Task requirements: Using the data below, gather each line that includes the word "static".

Task input:
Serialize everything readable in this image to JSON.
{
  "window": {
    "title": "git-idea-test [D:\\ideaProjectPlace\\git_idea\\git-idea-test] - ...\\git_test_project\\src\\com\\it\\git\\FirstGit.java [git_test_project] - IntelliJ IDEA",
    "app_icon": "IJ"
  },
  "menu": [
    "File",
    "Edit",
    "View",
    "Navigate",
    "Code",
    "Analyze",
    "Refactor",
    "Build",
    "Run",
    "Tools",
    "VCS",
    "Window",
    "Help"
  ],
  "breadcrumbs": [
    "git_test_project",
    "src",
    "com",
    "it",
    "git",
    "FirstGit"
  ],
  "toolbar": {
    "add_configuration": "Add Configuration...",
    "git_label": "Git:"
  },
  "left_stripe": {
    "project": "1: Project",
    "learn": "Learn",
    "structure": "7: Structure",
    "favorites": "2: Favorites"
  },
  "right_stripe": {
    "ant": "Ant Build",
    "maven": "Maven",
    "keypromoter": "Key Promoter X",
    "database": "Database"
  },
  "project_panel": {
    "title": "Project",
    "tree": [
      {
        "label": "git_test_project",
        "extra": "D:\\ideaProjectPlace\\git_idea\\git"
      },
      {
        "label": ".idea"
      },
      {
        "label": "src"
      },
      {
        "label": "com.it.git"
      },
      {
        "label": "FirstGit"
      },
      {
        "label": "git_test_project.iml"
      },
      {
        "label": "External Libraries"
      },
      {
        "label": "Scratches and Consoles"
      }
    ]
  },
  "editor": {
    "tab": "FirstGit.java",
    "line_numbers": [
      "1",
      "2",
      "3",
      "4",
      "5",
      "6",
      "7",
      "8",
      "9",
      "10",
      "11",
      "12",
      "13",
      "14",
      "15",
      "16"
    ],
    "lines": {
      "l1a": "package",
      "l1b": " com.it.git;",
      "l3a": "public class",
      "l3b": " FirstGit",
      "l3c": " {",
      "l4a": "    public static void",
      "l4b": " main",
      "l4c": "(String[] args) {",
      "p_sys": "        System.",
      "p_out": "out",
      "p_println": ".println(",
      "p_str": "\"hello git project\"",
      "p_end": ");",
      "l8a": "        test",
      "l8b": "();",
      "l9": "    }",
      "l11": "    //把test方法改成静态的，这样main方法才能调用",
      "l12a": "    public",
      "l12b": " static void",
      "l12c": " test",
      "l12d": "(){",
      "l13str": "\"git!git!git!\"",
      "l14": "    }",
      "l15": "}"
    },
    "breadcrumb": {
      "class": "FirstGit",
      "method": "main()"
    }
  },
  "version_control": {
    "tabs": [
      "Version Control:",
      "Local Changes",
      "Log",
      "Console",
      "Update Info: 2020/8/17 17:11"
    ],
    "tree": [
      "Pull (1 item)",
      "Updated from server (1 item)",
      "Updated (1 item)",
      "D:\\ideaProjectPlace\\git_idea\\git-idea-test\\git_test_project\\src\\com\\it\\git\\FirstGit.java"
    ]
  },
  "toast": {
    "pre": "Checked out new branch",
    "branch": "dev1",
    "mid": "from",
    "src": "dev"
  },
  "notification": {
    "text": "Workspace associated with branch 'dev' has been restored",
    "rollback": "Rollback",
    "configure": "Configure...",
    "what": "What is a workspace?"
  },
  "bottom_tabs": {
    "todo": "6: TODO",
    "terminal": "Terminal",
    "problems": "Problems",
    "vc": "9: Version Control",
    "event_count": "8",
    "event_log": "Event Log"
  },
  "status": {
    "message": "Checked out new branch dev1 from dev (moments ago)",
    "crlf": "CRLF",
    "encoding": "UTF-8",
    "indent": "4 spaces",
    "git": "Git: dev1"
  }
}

Solution to this task:
      "l4a": "    public static void",
      "l12b": " static void",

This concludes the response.